What you are asked to do
Copy each line of the data below exactly, leaving out pictures.

BEGIN Supplied data

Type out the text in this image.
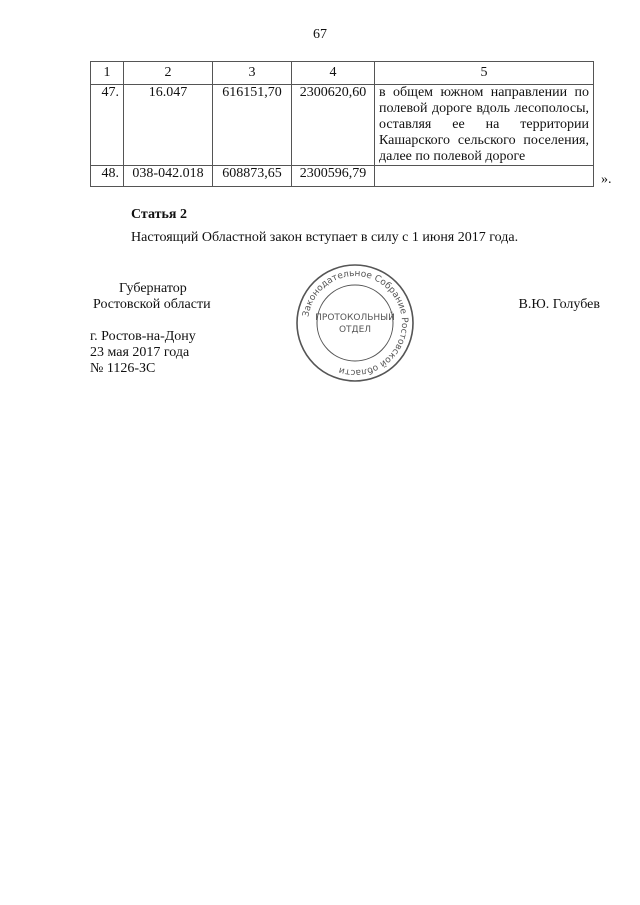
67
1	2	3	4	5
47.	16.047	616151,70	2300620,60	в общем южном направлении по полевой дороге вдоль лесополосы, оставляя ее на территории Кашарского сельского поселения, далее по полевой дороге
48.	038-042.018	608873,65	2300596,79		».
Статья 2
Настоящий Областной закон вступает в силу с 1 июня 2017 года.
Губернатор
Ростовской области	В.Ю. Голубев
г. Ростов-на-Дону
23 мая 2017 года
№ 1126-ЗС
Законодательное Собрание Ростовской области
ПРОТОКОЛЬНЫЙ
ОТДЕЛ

END Supplied data

Expected answer
Type out the text in this image.
67
1	2	3	4	5
47.	16.047	616151,70	2300620,60	в общем южном направлении по полевой дороге вдоль лесополосы, оставляя ее на территории Кашарского сельского поселения, далее по полевой дороге
48.	038-042.018	608873,65	2300596,79		».
Статья 2
Настоящий Областной закон вступает в силу с 1 июня 2017 года.
Губернатор
Ростовской области	В.Ю. Голубев
г. Ростов-на-Дону
23 мая 2017 года
№ 1126-ЗС
Законодательное Собрание Ростовской области
ПРОТОКОЛЬНЫЙ
ОТДЕЛ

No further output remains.